(Dataset items)
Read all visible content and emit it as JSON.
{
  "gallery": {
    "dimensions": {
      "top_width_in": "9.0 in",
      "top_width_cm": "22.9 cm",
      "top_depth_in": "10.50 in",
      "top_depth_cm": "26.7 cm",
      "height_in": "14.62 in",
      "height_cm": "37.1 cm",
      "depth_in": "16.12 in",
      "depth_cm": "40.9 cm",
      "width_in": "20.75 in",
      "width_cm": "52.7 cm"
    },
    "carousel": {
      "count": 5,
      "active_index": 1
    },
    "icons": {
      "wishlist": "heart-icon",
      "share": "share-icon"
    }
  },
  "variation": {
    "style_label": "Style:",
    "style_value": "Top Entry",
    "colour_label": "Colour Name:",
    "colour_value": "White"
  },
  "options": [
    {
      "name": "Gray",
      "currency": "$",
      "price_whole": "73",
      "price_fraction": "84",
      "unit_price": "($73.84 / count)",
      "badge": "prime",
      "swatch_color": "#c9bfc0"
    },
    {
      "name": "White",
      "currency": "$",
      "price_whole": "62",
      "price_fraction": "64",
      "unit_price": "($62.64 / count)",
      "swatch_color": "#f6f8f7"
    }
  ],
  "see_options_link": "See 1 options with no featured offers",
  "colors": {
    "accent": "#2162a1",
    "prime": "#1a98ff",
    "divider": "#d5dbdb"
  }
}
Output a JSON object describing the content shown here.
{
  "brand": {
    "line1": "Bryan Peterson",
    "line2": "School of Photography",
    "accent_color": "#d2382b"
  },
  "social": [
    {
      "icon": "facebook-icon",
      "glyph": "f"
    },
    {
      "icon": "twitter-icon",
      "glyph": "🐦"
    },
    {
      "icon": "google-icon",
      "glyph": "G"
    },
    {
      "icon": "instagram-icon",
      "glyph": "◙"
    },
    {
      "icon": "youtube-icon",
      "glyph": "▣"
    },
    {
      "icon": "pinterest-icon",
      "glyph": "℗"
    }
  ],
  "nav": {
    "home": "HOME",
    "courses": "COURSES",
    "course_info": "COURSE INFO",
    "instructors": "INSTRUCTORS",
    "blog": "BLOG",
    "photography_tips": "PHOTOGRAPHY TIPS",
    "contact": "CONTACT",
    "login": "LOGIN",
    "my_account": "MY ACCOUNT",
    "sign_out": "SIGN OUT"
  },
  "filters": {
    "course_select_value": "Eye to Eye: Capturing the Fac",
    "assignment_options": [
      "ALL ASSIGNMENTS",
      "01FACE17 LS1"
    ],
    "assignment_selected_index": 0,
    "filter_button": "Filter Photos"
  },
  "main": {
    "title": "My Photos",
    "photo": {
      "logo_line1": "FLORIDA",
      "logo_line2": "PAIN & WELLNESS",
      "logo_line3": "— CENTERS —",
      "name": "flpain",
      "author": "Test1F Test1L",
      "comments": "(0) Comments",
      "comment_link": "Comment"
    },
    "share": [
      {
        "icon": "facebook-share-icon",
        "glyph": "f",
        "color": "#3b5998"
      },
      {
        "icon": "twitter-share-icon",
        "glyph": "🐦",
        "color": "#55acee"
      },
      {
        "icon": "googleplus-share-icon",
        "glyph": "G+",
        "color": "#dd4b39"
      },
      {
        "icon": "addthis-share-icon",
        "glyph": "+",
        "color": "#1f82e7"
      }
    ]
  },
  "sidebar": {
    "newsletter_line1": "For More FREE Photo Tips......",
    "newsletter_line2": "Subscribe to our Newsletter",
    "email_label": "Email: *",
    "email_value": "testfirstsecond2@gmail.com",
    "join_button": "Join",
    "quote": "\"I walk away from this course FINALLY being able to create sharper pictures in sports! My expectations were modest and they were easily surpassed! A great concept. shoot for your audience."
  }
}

-- What you have to do --
Above are entries; state the number of lines among them that contain "JSON", and nothing else.

-- Answer to this task --
2